**Instructions to follow**.
Using the listing below, copy every line that mentions "this".

**Extracted data**.

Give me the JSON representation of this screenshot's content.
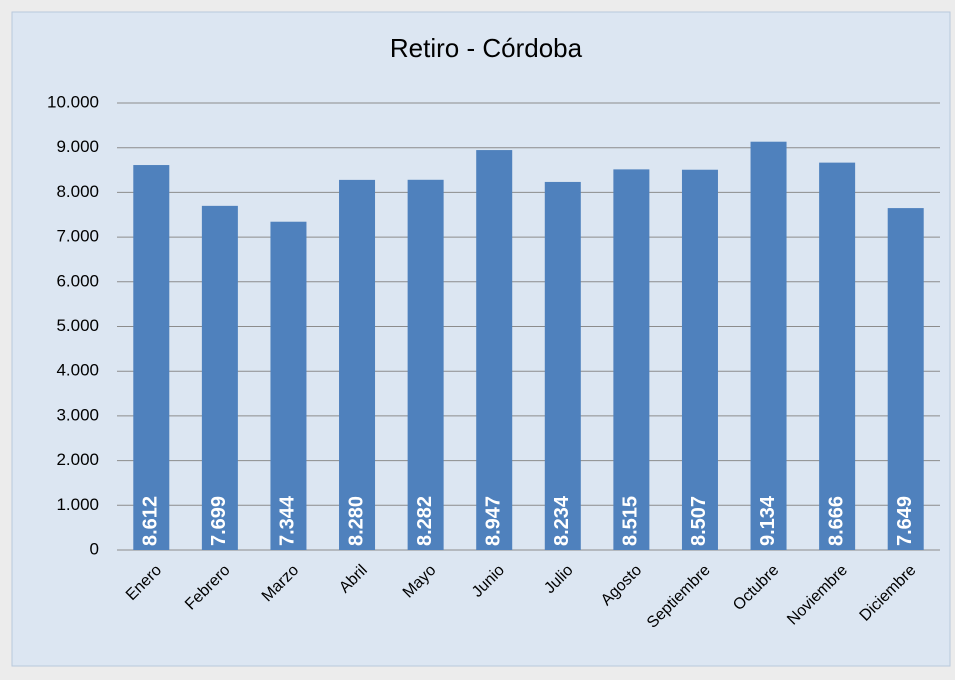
{
  "chart_data": {
    "type": "bar",
    "title": "Retiro - Córdoba",
    "categories": [
      "Enero",
      "Febrero",
      "Marzo",
      "Abril",
      "Mayo",
      "Junio",
      "Julio",
      "Agosto",
      "Septiembre",
      "Octubre",
      "Noviembre",
      "Diciembre"
    ],
    "values": [
      8612,
      7699,
      7344,
      8280,
      8282,
      8947,
      8234,
      8515,
      8507,
      9134,
      8666,
      7649
    ],
    "value_labels": [
      "8.612",
      "7.699",
      "7.344",
      "8.280",
      "8.282",
      "8.947",
      "8.234",
      "8.515",
      "8.507",
      "9.134",
      "8.666",
      "7.649"
    ],
    "color": "#4f81bd",
    "ylim": [
      0,
      10000
    ],
    "yticks": [
      0,
      {
        "value": 1000,
        "label": "1.000"
      },
      {
        "value": 2000,
        "label": "2.000"
      },
      {
        "value": 3000,
        "label": "3.000"
      },
      {
        "value": 4000,
        "label": "4.000"
      },
      {
        "value": 5000,
        "label": "5.000"
      },
      {
        "value": 6000,
        "label": "6.000"
      },
      {
        "value": 7000,
        "label": "7.000"
      },
      {
        "value": 8000,
        "label": "8.000"
      },
      {
        "value": 9000,
        "label": "9.000"
      },
      {
        "value": 10000,
        "label": "10.000"
      }
    ],
    "grid": true
  }
}
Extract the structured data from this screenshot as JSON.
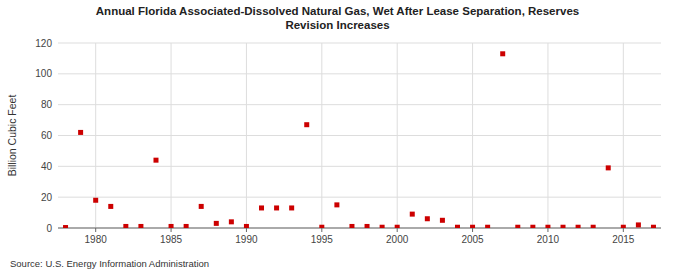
{
  "chart_data": {
    "type": "scatter",
    "title": "Annual Florida Associated-Dissolved Natural Gas, Wet After Lease Separation, Reserves\nRevision Increases",
    "ylabel": "Billion Cubic Feet",
    "source": "Source: U.S. Energy Information Administration",
    "color": "#cc0000",
    "marker": "square",
    "grid": true,
    "xlim": [
      1977.5,
      2017.5
    ],
    "ylim": [
      0,
      120
    ],
    "xticks": [
      1980,
      1985,
      1990,
      1995,
      2000,
      2005,
      2010,
      2015
    ],
    "yticks": [
      0,
      20,
      40,
      60,
      80,
      100,
      120
    ],
    "x": [
      1978,
      1979,
      1980,
      1981,
      1982,
      1983,
      1984,
      1985,
      1986,
      1987,
      1988,
      1989,
      1990,
      1991,
      1992,
      1993,
      1994,
      1995,
      1996,
      1997,
      1998,
      1999,
      2000,
      2001,
      2002,
      2003,
      2004,
      2005,
      2006,
      2007,
      2008,
      2009,
      2010,
      2011,
      2012,
      2013,
      2014,
      2015,
      2016,
      2017
    ],
    "values": [
      0.3,
      62,
      18,
      14,
      1,
      1,
      44,
      1,
      1,
      14,
      3,
      4,
      1,
      13,
      13,
      13,
      67,
      0.5,
      15,
      1,
      1,
      0.5,
      0.5,
      9,
      6,
      5,
      0.5,
      0.5,
      0.5,
      113,
      0.5,
      0.5,
      0.5,
      0.5,
      0.5,
      0.5,
      39,
      0.5,
      2,
      0.5
    ]
  }
}
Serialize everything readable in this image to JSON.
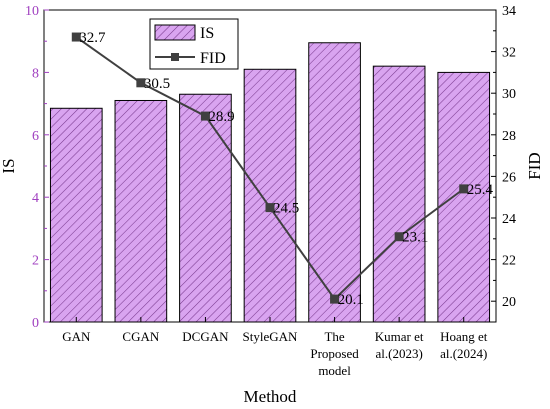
{
  "chart_data": {
    "type": "bar+line",
    "categories": [
      "GAN",
      "CGAN",
      "DCGAN",
      "StyleGAN",
      "The Proposed model",
      "Kumar et al.(2023)",
      "Hoang et al.(2024)"
    ],
    "category_label_lines": [
      [
        "GAN"
      ],
      [
        "CGAN"
      ],
      [
        "DCGAN"
      ],
      [
        "StyleGAN"
      ],
      [
        "The",
        "Proposed",
        "model"
      ],
      [
        "Kumar et",
        "al.(2023)"
      ],
      [
        "Hoang et",
        "al.(2024)"
      ]
    ],
    "series": [
      {
        "name": "IS",
        "type": "bar",
        "axis": "left",
        "values": [
          6.85,
          7.1,
          7.3,
          8.1,
          8.95,
          8.2,
          8.0
        ],
        "color": "#d9a4f0",
        "hatch_color": "#7a3a8f"
      },
      {
        "name": "FID",
        "type": "line",
        "axis": "right",
        "values": [
          32.7,
          30.5,
          28.9,
          24.5,
          20.1,
          23.1,
          25.4
        ],
        "data_labels": [
          "32.7",
          "30.5",
          "28.9",
          "24.5",
          "20.1",
          "23.1",
          "25.4"
        ],
        "color": "#404040"
      }
    ],
    "xlabel": "Method",
    "ylabel_left": "IS",
    "ylabel_right": "FID",
    "ylim_left": [
      0,
      10
    ],
    "yticks_left": [
      "0",
      "2",
      "4",
      "6",
      "8",
      "10"
    ],
    "ylim_right": [
      19,
      34
    ],
    "yticks_right": [
      "20",
      "22",
      "24",
      "26",
      "28",
      "30",
      "32",
      "34"
    ],
    "left_axis_color": "#a040c0",
    "legend": {
      "placement": "top-center",
      "entries": [
        "IS",
        "FID"
      ]
    },
    "grid": false
  }
}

**Full output**.
Give me the JSON representation of this screenshot's content.
Extract the structured data from this screenshot as JSON.
Serialize everything readable in this image to JSON.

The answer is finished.